- _TASK GOAL_: Extract all the entries that follow, copying every line character for character.

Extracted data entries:
# # #

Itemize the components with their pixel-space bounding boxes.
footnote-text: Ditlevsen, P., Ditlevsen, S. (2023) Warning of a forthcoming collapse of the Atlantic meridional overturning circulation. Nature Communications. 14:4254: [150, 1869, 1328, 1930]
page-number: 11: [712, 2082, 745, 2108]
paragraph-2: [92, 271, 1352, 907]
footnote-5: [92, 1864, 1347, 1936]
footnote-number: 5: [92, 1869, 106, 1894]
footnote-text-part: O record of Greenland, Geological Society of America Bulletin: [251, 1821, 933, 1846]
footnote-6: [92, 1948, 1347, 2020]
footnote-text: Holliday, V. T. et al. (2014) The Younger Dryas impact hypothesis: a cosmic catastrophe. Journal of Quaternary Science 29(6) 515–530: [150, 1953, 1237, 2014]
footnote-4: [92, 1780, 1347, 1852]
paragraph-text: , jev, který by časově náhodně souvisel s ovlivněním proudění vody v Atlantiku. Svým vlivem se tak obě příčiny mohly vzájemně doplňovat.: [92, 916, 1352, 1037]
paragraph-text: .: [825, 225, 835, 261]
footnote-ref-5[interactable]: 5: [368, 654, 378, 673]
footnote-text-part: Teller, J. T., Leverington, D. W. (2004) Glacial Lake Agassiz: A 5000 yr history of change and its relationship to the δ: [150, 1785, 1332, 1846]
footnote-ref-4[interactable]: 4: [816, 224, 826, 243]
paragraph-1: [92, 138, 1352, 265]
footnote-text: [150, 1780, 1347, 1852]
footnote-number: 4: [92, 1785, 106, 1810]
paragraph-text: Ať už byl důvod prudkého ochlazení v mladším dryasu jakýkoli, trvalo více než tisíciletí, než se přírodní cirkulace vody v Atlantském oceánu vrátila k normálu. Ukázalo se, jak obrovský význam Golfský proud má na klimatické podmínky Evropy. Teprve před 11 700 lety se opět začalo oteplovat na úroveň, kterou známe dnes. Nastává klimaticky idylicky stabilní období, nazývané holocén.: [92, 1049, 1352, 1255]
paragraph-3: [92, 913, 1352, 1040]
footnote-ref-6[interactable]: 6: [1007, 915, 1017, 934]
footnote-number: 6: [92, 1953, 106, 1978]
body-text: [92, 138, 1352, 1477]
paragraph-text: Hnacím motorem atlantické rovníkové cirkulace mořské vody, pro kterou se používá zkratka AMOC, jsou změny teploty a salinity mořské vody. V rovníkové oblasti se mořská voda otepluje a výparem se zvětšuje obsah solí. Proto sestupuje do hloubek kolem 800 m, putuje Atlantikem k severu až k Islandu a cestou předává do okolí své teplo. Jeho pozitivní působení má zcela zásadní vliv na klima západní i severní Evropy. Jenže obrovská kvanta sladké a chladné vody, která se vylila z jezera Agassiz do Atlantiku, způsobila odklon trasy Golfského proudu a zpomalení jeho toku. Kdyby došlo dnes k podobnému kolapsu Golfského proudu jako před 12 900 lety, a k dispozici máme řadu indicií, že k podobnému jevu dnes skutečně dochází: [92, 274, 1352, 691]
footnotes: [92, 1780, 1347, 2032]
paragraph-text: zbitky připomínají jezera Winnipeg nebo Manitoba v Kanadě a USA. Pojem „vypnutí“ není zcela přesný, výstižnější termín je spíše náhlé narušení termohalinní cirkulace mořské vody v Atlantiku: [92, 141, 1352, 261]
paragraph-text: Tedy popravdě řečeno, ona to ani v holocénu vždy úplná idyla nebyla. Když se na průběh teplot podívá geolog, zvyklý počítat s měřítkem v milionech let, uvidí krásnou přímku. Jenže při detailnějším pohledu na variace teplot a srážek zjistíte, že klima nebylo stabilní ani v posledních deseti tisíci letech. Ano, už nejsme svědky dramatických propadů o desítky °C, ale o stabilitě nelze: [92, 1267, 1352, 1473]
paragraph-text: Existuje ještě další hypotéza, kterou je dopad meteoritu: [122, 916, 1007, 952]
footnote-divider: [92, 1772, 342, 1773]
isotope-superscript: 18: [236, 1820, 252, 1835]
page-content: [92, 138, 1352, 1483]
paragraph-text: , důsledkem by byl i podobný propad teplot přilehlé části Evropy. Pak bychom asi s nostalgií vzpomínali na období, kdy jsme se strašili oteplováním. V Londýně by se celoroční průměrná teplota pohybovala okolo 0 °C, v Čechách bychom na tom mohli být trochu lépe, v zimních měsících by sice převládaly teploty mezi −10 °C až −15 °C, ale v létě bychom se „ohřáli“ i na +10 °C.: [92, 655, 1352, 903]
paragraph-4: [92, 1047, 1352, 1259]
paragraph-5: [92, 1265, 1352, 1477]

# # #

- _FINAL ANSWER_:
Itemize the components with their pixel-space bounding boxes.
footnote-text: Ditlevsen, P., Ditlevsen, S. (2023) Warning of a forthcoming collapse of the Atlantic meridional overturning circulation. Nature Communications. 14:4254: [150, 1869, 1328, 1930]
page-number: 11: [712, 2082, 745, 2108]
paragraph-2: [92, 271, 1352, 907]
footnote-5: [92, 1864, 1347, 1936]
footnote-number: 5: [92, 1869, 106, 1894]
footnote-text-part: O record of Greenland, Geological Society of America Bulletin: [251, 1821, 933, 1846]
footnote-6: [92, 1948, 1347, 2020]
footnote-text: Holliday, V. T. et al. (2014) The Younger Dryas impact hypothesis: a cosmic catastrophe. Journal of Quaternary Science 29(6) 515–530: [150, 1953, 1237, 2014]
footnote-4: [92, 1780, 1347, 1852]
paragraph-text: , jev, který by časově náhodně souvisel s ovlivněním proudění vody v Atlantiku. Svým vlivem se tak obě příčiny mohly vzájemně doplňovat.: [92, 916, 1352, 1037]
paragraph-text: .: [825, 225, 835, 261]
footnote-ref-5[interactable]: 5: [368, 654, 378, 673]
footnote-text-part: Teller, J. T., Leverington, D. W. (2004) Glacial Lake Agassiz: A 5000 yr history of change and its relationship to the δ: [150, 1785, 1332, 1846]
footnote-ref-4[interactable]: 4: [816, 224, 826, 243]
paragraph-1: [92, 138, 1352, 265]
footnote-text: [150, 1780, 1347, 1852]
footnote-number: 4: [92, 1785, 106, 1810]
paragraph-text: Ať už byl důvod prudkého ochlazení v mladším dryasu jakýkoli, trvalo více než tisíciletí, než se přírodní cirkulace vody v Atlantském oceánu vrátila k normálu. Ukázalo se, jak obrovský význam Golfský proud má na klimatické podmínky Evropy. Teprve před 11 700 lety se opět začalo oteplovat na úroveň, kterou známe dnes. Nastává klimaticky idylicky stabilní období, nazývané holocén.: [92, 1049, 1352, 1255]
paragraph-3: [92, 913, 1352, 1040]
footnote-ref-6[interactable]: 6: [1007, 915, 1017, 934]
footnote-number: 6: [92, 1953, 106, 1978]
body-text: [92, 138, 1352, 1477]
paragraph-text: Hnacím motorem atlantické rovníkové cirkulace mořské vody, pro kterou se používá zkratka AMOC, jsou změny teploty a salinity mořské vody. V rovníkové oblasti se mořská voda otepluje a výparem se zvětšuje obsah solí. Proto sestupuje do hloubek kolem 800 m, putuje Atlantikem k severu až k Islandu a cestou předává do okolí své teplo. Jeho pozitivní působení má zcela zásadní vliv na klima západní i severní Evropy. Jenže obrovská kvanta sladké a chladné vody, která se vylila z jezera Agassiz do Atlantiku, způsobila odklon trasy Golfského proudu a zpomalení jeho toku. Kdyby došlo dnes k podobnému kolapsu Golfského proudu jako před 12 900 lety, a k dispozici máme řadu indicií, že k podobnému jevu dnes skutečně dochází: [92, 274, 1352, 691]
footnotes: [92, 1780, 1347, 2032]
paragraph-text: zbitky připomínají jezera Winnipeg nebo Manitoba v Kanadě a USA. Pojem „vypnutí“ není zcela přesný, výstižnější termín je spíše náhlé narušení termohalinní cirkulace mořské vody v Atlantiku: [92, 141, 1352, 261]
paragraph-text: Tedy popravdě řečeno, ona to ani v holocénu vždy úplná idyla nebyla. Když se na průběh teplot podívá geolog, zvyklý počítat s měřítkem v milionech let, uvidí krásnou přímku. Jenže při detailnějším pohledu na variace teplot a srážek zjistíte, že klima nebylo stabilní ani v posledních deseti tisíci letech. Ano, už nejsme svědky dramatických propadů o desítky °C, ale o stabilitě nelze: [92, 1267, 1352, 1473]
paragraph-text: Existuje ještě další hypotéza, kterou je dopad meteoritu: [122, 916, 1007, 952]
footnote-divider: [92, 1772, 342, 1773]
isotope-superscript: 18: [236, 1820, 252, 1835]
page-content: [92, 138, 1352, 1483]
paragraph-text: , důsledkem by byl i podobný propad teplot přilehlé části Evropy. Pak bychom asi s nostalgií vzpomínali na období, kdy jsme se strašili oteplováním. V Londýně by se celoroční průměrná teplota pohybovala okolo 0 °C, v Čechách bychom na tom mohli být trochu lépe, v zimních měsících by sice převládaly teploty mezi −10 °C až −15 °C, ale v létě bychom se „ohřáli“ i na +10 °C.: [92, 655, 1352, 903]
paragraph-4: [92, 1047, 1352, 1259]
paragraph-5: [92, 1265, 1352, 1477]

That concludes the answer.